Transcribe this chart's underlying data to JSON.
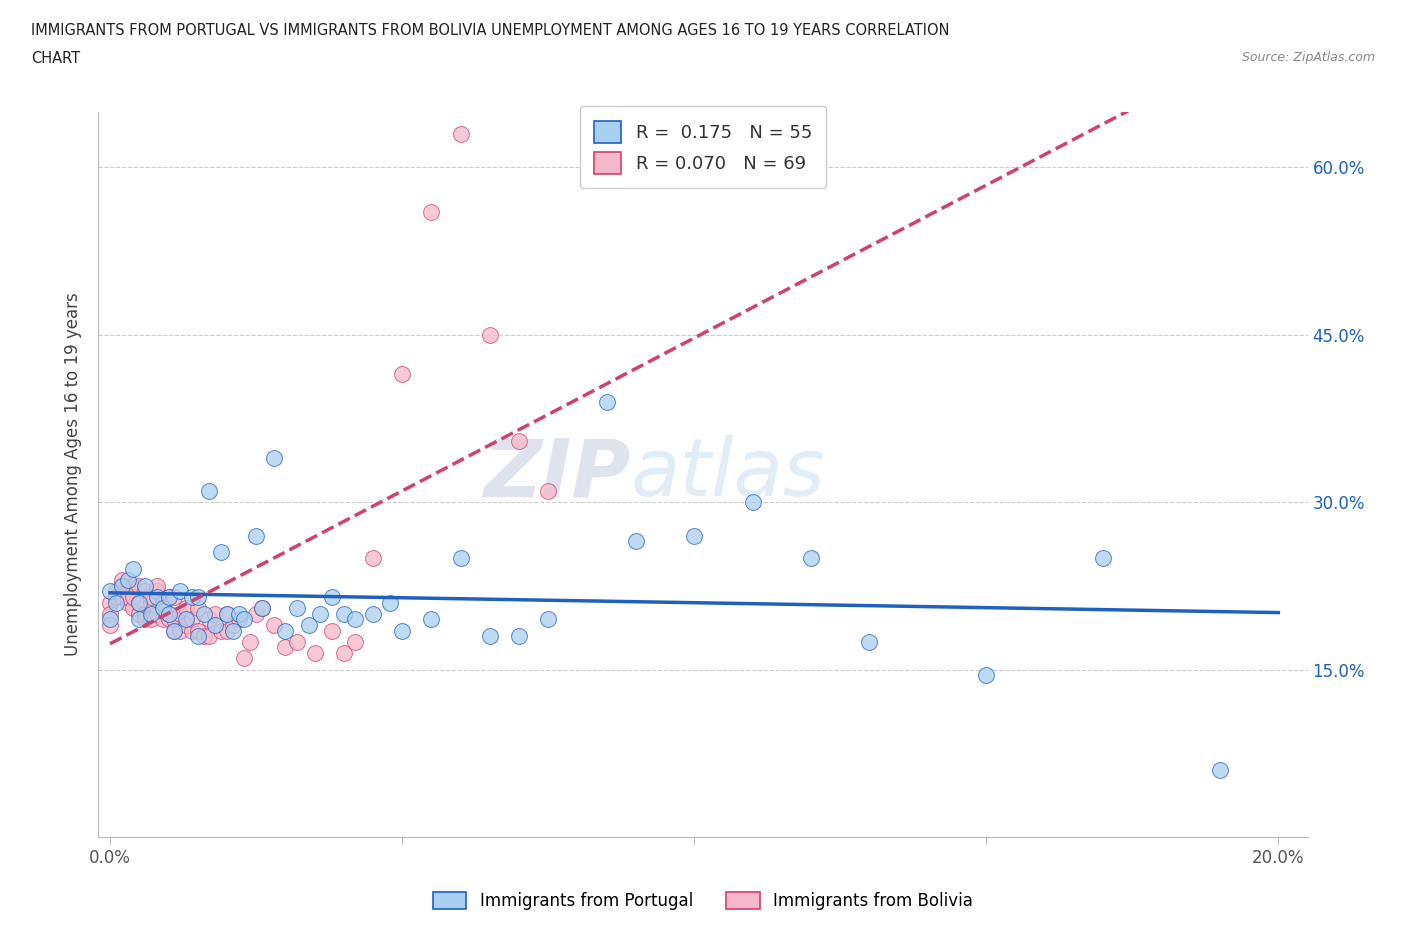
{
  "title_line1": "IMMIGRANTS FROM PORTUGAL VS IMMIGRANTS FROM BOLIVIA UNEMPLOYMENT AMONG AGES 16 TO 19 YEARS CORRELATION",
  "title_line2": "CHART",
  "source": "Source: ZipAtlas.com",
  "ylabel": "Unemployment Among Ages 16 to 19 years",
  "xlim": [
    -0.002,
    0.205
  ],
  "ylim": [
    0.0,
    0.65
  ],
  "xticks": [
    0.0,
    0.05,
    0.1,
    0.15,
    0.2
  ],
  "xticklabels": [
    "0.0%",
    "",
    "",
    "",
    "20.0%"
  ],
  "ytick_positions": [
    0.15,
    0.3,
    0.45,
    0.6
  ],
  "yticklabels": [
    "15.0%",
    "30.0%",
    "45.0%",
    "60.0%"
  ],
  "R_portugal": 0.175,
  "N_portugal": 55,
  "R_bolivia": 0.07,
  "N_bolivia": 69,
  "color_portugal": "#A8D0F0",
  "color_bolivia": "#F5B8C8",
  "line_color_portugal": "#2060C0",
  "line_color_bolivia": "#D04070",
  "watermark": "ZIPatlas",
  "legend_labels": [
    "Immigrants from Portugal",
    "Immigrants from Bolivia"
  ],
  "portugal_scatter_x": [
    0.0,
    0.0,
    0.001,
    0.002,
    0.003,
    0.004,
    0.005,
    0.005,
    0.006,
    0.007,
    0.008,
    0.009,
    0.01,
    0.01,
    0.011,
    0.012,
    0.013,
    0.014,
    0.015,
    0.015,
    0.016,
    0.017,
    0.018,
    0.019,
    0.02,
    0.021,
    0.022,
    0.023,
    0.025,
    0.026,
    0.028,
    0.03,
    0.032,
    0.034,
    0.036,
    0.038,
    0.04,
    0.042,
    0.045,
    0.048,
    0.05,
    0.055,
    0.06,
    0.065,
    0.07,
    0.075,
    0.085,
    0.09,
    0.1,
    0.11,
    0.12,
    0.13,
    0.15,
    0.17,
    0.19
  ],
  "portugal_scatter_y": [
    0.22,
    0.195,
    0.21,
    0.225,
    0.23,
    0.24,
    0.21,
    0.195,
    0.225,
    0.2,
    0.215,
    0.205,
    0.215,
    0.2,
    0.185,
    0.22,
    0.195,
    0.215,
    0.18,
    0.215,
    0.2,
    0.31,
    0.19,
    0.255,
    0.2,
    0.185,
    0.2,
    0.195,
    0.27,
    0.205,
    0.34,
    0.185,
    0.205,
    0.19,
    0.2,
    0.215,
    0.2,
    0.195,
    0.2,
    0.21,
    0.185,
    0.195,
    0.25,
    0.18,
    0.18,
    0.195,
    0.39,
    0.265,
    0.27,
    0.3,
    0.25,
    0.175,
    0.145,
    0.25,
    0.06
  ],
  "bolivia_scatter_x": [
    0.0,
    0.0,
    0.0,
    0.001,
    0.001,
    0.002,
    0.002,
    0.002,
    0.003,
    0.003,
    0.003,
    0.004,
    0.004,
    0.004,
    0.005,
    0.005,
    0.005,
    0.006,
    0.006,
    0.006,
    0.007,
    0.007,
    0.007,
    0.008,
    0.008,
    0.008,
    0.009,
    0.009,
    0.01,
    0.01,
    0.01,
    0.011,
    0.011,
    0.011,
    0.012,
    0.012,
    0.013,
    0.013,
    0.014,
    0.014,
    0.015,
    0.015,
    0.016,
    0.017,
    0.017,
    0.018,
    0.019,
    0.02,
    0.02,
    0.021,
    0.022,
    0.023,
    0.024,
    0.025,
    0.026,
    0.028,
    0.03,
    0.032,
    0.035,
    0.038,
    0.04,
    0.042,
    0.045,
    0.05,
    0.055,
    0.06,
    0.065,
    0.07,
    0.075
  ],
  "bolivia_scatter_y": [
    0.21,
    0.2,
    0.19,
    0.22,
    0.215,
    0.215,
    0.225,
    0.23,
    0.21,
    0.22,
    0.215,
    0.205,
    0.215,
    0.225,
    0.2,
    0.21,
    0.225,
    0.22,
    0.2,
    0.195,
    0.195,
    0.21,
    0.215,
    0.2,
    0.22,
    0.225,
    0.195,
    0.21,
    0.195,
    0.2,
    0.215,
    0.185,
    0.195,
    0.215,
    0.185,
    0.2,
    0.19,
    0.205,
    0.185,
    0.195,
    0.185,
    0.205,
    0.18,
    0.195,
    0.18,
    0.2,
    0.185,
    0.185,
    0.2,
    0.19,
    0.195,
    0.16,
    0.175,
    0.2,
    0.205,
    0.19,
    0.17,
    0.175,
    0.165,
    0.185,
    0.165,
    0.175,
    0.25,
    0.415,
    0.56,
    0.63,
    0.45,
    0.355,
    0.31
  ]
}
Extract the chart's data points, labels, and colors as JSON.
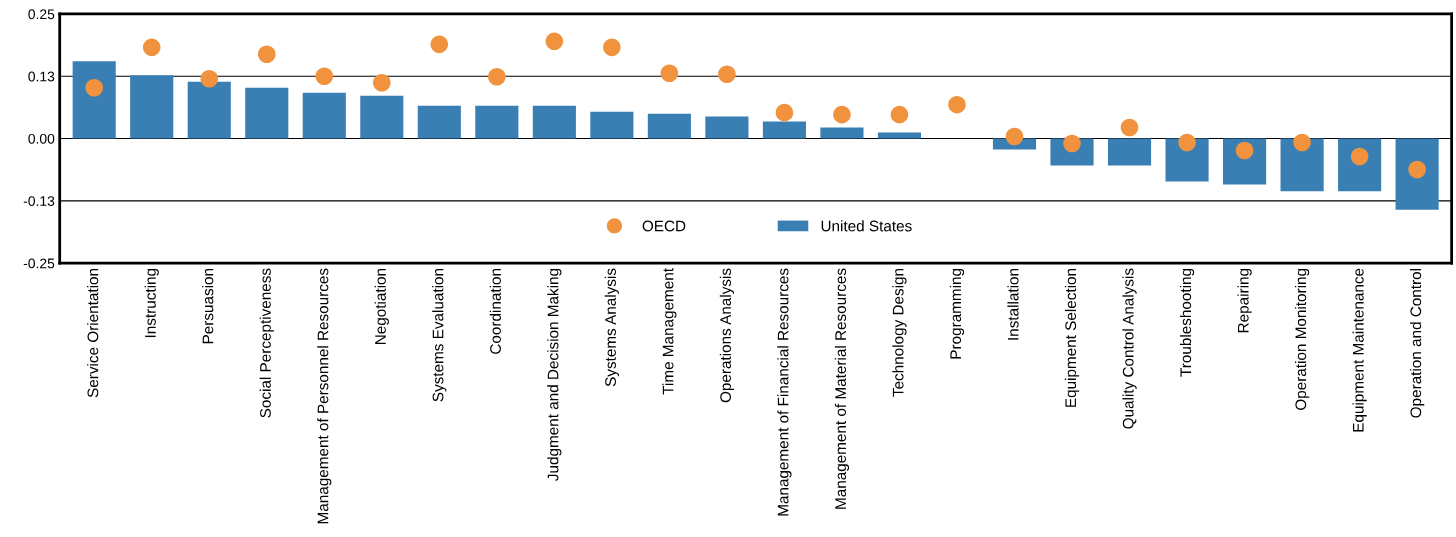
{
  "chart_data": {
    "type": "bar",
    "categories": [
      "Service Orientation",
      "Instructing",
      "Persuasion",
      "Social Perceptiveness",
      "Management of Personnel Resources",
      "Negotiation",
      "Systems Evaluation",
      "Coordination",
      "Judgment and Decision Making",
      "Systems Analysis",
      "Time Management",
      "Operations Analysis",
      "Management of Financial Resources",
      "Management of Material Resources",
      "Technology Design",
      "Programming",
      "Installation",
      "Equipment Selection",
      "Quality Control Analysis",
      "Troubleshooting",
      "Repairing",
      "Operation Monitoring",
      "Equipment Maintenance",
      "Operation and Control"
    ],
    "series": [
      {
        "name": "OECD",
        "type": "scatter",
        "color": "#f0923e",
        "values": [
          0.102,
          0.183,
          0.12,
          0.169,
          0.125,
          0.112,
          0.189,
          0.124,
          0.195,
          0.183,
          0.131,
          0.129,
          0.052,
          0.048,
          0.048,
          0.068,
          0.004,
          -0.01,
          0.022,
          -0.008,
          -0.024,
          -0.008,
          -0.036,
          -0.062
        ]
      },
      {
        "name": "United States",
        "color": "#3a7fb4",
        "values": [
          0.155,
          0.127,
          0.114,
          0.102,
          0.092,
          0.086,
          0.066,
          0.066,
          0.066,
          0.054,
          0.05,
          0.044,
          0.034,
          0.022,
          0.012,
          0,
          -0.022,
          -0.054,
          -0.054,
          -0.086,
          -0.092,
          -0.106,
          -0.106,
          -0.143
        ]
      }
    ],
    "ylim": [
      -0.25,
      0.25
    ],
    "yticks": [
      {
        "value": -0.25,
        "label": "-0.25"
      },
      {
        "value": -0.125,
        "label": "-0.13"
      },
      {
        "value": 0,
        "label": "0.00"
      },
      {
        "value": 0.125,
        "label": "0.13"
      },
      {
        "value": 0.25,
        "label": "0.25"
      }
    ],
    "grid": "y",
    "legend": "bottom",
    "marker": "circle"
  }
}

* [PROBLEM TO SOLVE]
Repeat the listing in full and exactly. Do not include any images.

* [ANSWER TO THE PROBLEM]
Transcribe this chart's underlying data to JSON.
{
  "title_line1": "IMMIGRANTS FROM PORTUGAL VS IMMIGRANTS FROM BOLIVIA UNEMPLOYMENT AMONG AGES 16 TO 19 YEARS CORRELATION",
  "title_line2": "CHART",
  "source": "Source: ZipAtlas.com",
  "ylabel": "Unemployment Among Ages 16 to 19 years",
  "xlim": [
    -0.002,
    0.205
  ],
  "ylim": [
    0.0,
    0.65
  ],
  "xticks": [
    0.0,
    0.05,
    0.1,
    0.15,
    0.2
  ],
  "xticklabels": [
    "0.0%",
    "",
    "",
    "",
    "20.0%"
  ],
  "ytick_positions": [
    0.15,
    0.3,
    0.45,
    0.6
  ],
  "yticklabels": [
    "15.0%",
    "30.0%",
    "45.0%",
    "60.0%"
  ],
  "R_portugal": 0.175,
  "N_portugal": 55,
  "R_bolivia": 0.07,
  "N_bolivia": 69,
  "color_portugal": "#A8D0F0",
  "color_bolivia": "#F5B8C8",
  "line_color_portugal": "#2060C0",
  "line_color_bolivia": "#D04070",
  "watermark": "ZIPatlas",
  "legend_labels": [
    "Immigrants from Portugal",
    "Immigrants from Bolivia"
  ],
  "portugal_scatter_x": [
    0.0,
    0.0,
    0.001,
    0.002,
    0.003,
    0.004,
    0.005,
    0.005,
    0.006,
    0.007,
    0.008,
    0.009,
    0.01,
    0.01,
    0.011,
    0.012,
    0.013,
    0.014,
    0.015,
    0.015,
    0.016,
    0.017,
    0.018,
    0.019,
    0.02,
    0.021,
    0.022,
    0.023,
    0.025,
    0.026,
    0.028,
    0.03,
    0.032,
    0.034,
    0.036,
    0.038,
    0.04,
    0.042,
    0.045,
    0.048,
    0.05,
    0.055,
    0.06,
    0.065,
    0.07,
    0.075,
    0.085,
    0.09,
    0.1,
    0.11,
    0.12,
    0.13,
    0.15,
    0.17,
    0.19
  ],
  "portugal_scatter_y": [
    0.22,
    0.195,
    0.21,
    0.225,
    0.23,
    0.24,
    0.21,
    0.195,
    0.225,
    0.2,
    0.215,
    0.205,
    0.215,
    0.2,
    0.185,
    0.22,
    0.195,
    0.215,
    0.18,
    0.215,
    0.2,
    0.31,
    0.19,
    0.255,
    0.2,
    0.185,
    0.2,
    0.195,
    0.27,
    0.205,
    0.34,
    0.185,
    0.205,
    0.19,
    0.2,
    0.215,
    0.2,
    0.195,
    0.2,
    0.21,
    0.185,
    0.195,
    0.25,
    0.18,
    0.18,
    0.195,
    0.39,
    0.265,
    0.27,
    0.3,
    0.25,
    0.175,
    0.145,
    0.25,
    0.06
  ],
  "bolivia_scatter_x": [
    0.0,
    0.0,
    0.0,
    0.001,
    0.001,
    0.002,
    0.002,
    0.002,
    0.003,
    0.003,
    0.003,
    0.004,
    0.004,
    0.004,
    0.005,
    0.005,
    0.005,
    0.006,
    0.006,
    0.006,
    0.007,
    0.007,
    0.007,
    0.008,
    0.008,
    0.008,
    0.009,
    0.009,
    0.01,
    0.01,
    0.01,
    0.011,
    0.011,
    0.011,
    0.012,
    0.012,
    0.013,
    0.013,
    0.014,
    0.014,
    0.015,
    0.015,
    0.016,
    0.017,
    0.017,
    0.018,
    0.019,
    0.02,
    0.02,
    0.021,
    0.022,
    0.023,
    0.024,
    0.025,
    0.026,
    0.028,
    0.03,
    0.032,
    0.035,
    0.038,
    0.04,
    0.042,
    0.045,
    0.05,
    0.055,
    0.06,
    0.065,
    0.07,
    0.075
  ],
  "bolivia_scatter_y": [
    0.21,
    0.2,
    0.19,
    0.22,
    0.215,
    0.215,
    0.225,
    0.23,
    0.21,
    0.22,
    0.215,
    0.205,
    0.215,
    0.225,
    0.2,
    0.21,
    0.225,
    0.22,
    0.2,
    0.195,
    0.195,
    0.21,
    0.215,
    0.2,
    0.22,
    0.225,
    0.195,
    0.21,
    0.195,
    0.2,
    0.215,
    0.185,
    0.195,
    0.215,
    0.185,
    0.2,
    0.19,
    0.205,
    0.185,
    0.195,
    0.185,
    0.205,
    0.18,
    0.195,
    0.18,
    0.2,
    0.185,
    0.185,
    0.2,
    0.19,
    0.195,
    0.16,
    0.175,
    0.2,
    0.205,
    0.19,
    0.17,
    0.175,
    0.165,
    0.185,
    0.165,
    0.175,
    0.25,
    0.415,
    0.56,
    0.63,
    0.45,
    0.355,
    0.31
  ]
}
Extract the chart's data points, labels, and colors as JSON.
{
  "chart_data": {
    "type": "bar",
    "categories": [
      "Service Orientation",
      "Instructing",
      "Persuasion",
      "Social Perceptiveness",
      "Management of Personnel Resources",
      "Negotiation",
      "Systems Evaluation",
      "Coordination",
      "Judgment and Decision Making",
      "Systems Analysis",
      "Time Management",
      "Operations Analysis",
      "Management of Financial Resources",
      "Management of Material Resources",
      "Technology Design",
      "Programming",
      "Installation",
      "Equipment Selection",
      "Quality Control Analysis",
      "Troubleshooting",
      "Repairing",
      "Operation Monitoring",
      "Equipment Maintenance",
      "Operation and Control"
    ],
    "series": [
      {
        "name": "OECD",
        "type": "scatter",
        "color": "#f0923e",
        "values": [
          0.102,
          0.183,
          0.12,
          0.169,
          0.125,
          0.112,
          0.189,
          0.124,
          0.195,
          0.183,
          0.131,
          0.129,
          0.052,
          0.048,
          0.048,
          0.068,
          0.004,
          -0.01,
          0.022,
          -0.008,
          -0.024,
          -0.008,
          -0.036,
          -0.062
        ]
      },
      {
        "name": "United States",
        "color": "#3a7fb4",
        "values": [
          0.155,
          0.127,
          0.114,
          0.102,
          0.092,
          0.086,
          0.066,
          0.066,
          0.066,
          0.054,
          0.05,
          0.044,
          0.034,
          0.022,
          0.012,
          0,
          -0.022,
          -0.054,
          -0.054,
          -0.086,
          -0.092,
          -0.106,
          -0.106,
          -0.143
        ]
      }
    ],
    "ylim": [
      -0.25,
      0.25
    ],
    "yticks": [
      {
        "value": -0.25,
        "label": "-0.25"
      },
      {
        "value": -0.125,
        "label": "-0.13"
      },
      {
        "value": 0,
        "label": "0.00"
      },
      {
        "value": 0.125,
        "label": "0.13"
      },
      {
        "value": 0.25,
        "label": "0.25"
      }
    ],
    "grid": "y",
    "legend": "bottom",
    "marker": "circle"
  }
}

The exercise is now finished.